Raw records =
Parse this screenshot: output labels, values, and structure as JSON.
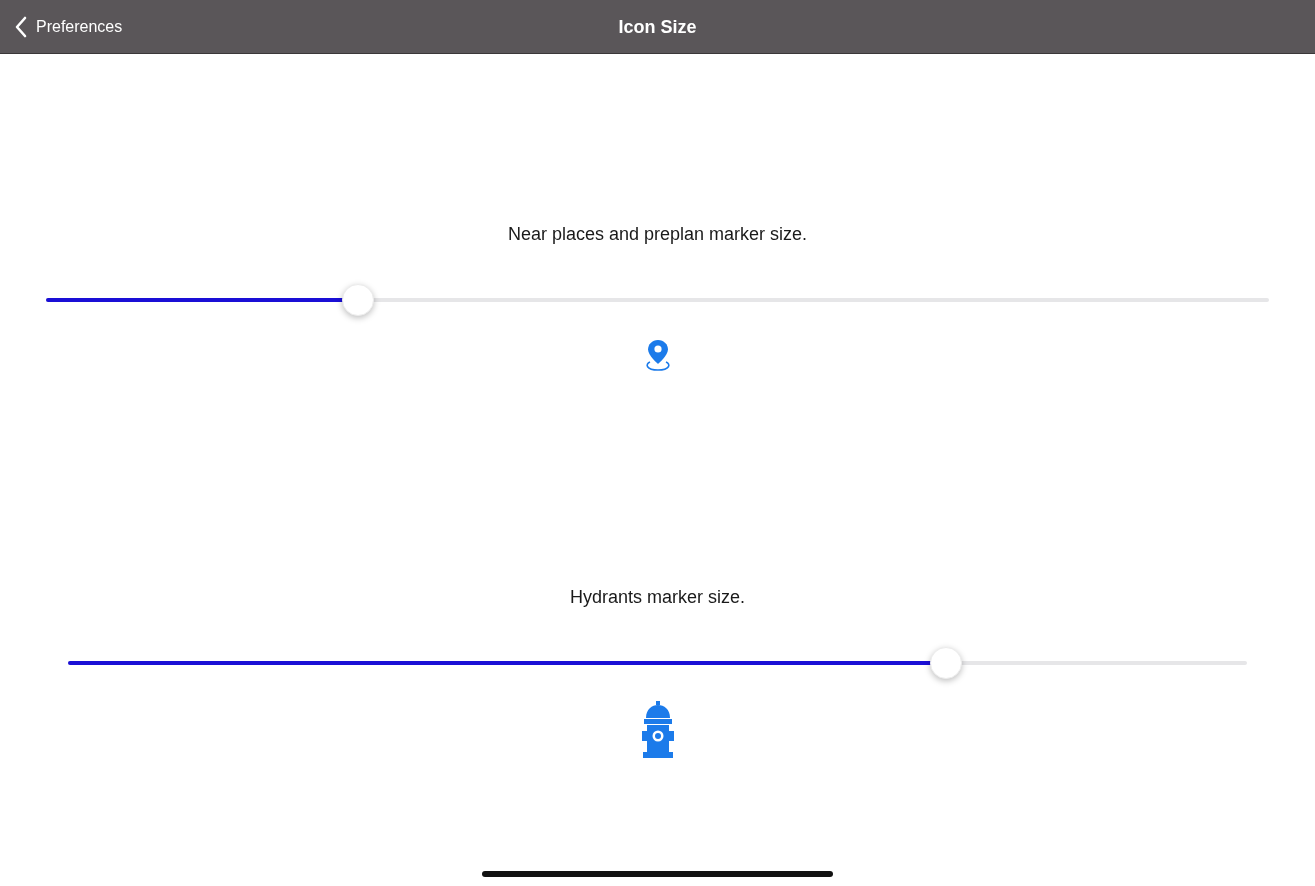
{
  "nav_bar": {
    "back_label": "Preferences",
    "title": "Icon Size"
  },
  "settings": [
    {
      "label": "Near places and preplan marker size.",
      "level": 0.255,
      "kind": "pin"
    },
    {
      "label": "Hydrants marker size.",
      "level": 0.745,
      "kind": "hydrant"
    }
  ]
}
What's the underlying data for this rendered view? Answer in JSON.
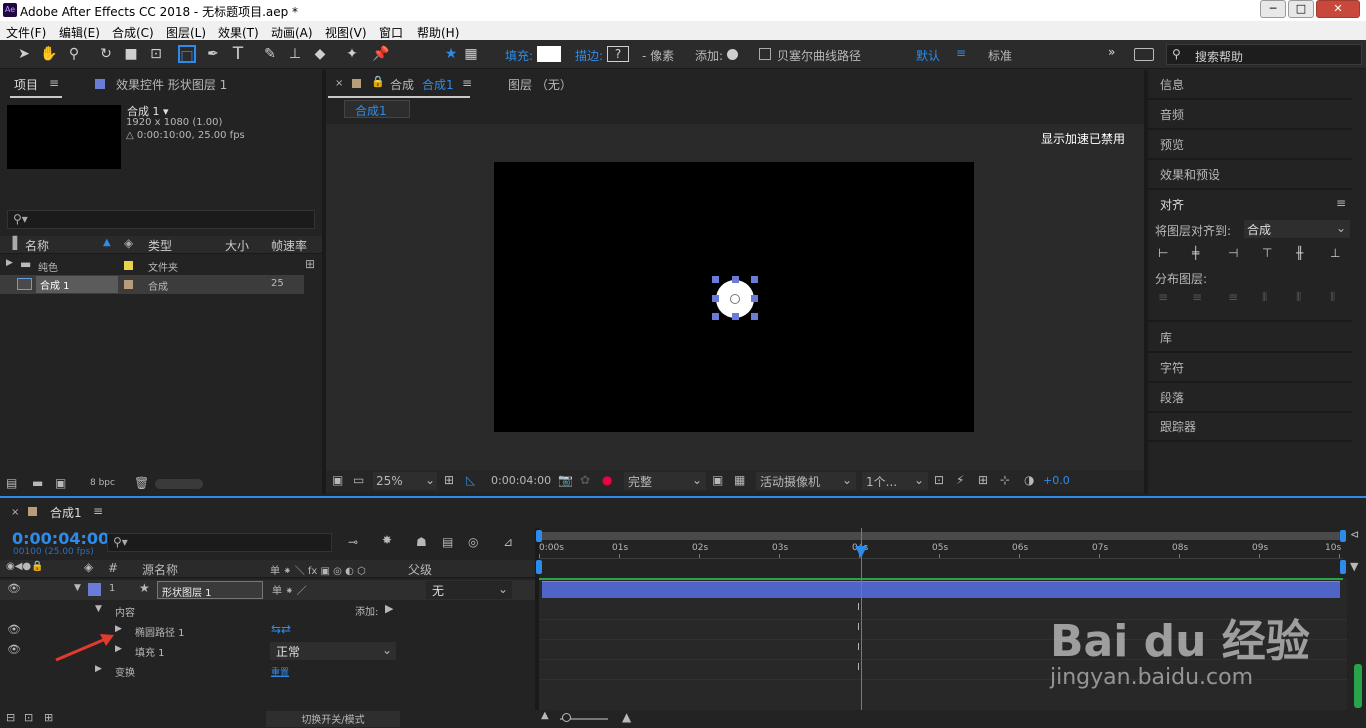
{
  "window": {
    "title": "Adobe After Effects CC 2018 - 无标题项目.aep *",
    "btn_min": "─",
    "btn_max": "□",
    "btn_close": "✕"
  },
  "menu": [
    "文件(F)",
    "编辑(E)",
    "合成(C)",
    "图层(L)",
    "效果(T)",
    "动画(A)",
    "视图(V)",
    "窗口",
    "帮助(H)"
  ],
  "toolbar": {
    "fill_label": "填充:",
    "stroke_label": "描边:",
    "stroke_value": "?",
    "pixels": "- 像素",
    "add_label": "添加:",
    "bezier": "贝塞尔曲线路径",
    "workspace_default": "默认",
    "workspace_standard": "标准",
    "search_placeholder": "搜索帮助"
  },
  "project": {
    "tab": "项目",
    "effects_tab": "效果控件 形状图层 1",
    "comp_name": "合成 1 ▾",
    "comp_res": "1920 x 1080 (1.00)",
    "comp_dur": "△ 0:00:10:00, 25.00 fps",
    "columns": [
      "名称",
      "类型",
      "大小",
      "帧速率"
    ],
    "items": [
      {
        "name": "纯色",
        "type": "文件夹",
        "fps": "",
        "color": "#e8d34a"
      },
      {
        "name": "合成 1",
        "type": "合成",
        "fps": "25",
        "color": "#b79d7a"
      }
    ],
    "bpc": "8 bpc"
  },
  "viewer": {
    "tab_comp": "合成",
    "tab_comp_name": "合成1",
    "tab_layer": "图层 （无）",
    "sub_tab": "合成1",
    "accel_notice": "显示加速已禁用",
    "zoom": "25%",
    "timecode": "0:00:04:00",
    "quality": "完整",
    "camera": "活动摄像机",
    "views": "1个...",
    "exposure": "+0.0"
  },
  "right": {
    "info": "信息",
    "audio": "音频",
    "preview": "预览",
    "effects": "效果和预设",
    "align": "对齐",
    "align_to_label": "将图层对齐到:",
    "align_to_value": "合成",
    "distribute": "分布图层:",
    "library": "库",
    "character": "字符",
    "paragraph": "段落",
    "tracker": "跟踪器"
  },
  "timeline": {
    "tab": "合成1",
    "timecode": "0:00:04:00",
    "frames": "00100 (25.00 fps)",
    "col_num": "#",
    "col_source": "源名称",
    "col_switches": "单 ⁕ ＼ fx ▣ ◎ ◐ ⬡",
    "col_parent": "父级",
    "ruler": [
      "0:00s",
      "01s",
      "02s",
      "03s",
      "04s",
      "05s",
      "06s",
      "07s",
      "08s",
      "09s",
      "10s"
    ],
    "layer": {
      "num": "1",
      "name": "形状图层 1",
      "parent": "无"
    },
    "contents": "内容",
    "add_label": "添加:",
    "ellipse": "椭圆路径 1",
    "fill": "填充 1",
    "fill_mode": "正常",
    "transform": "变换",
    "reset": "重置",
    "toggle_modes": "切换开关/模式"
  },
  "watermark": {
    "brand": "Bai du 经验",
    "url": "jingyan.baidu.com"
  }
}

Stated exercise = Tell how many lines of the data above hold the string "JSON". Give only the number.

Output of the task = 2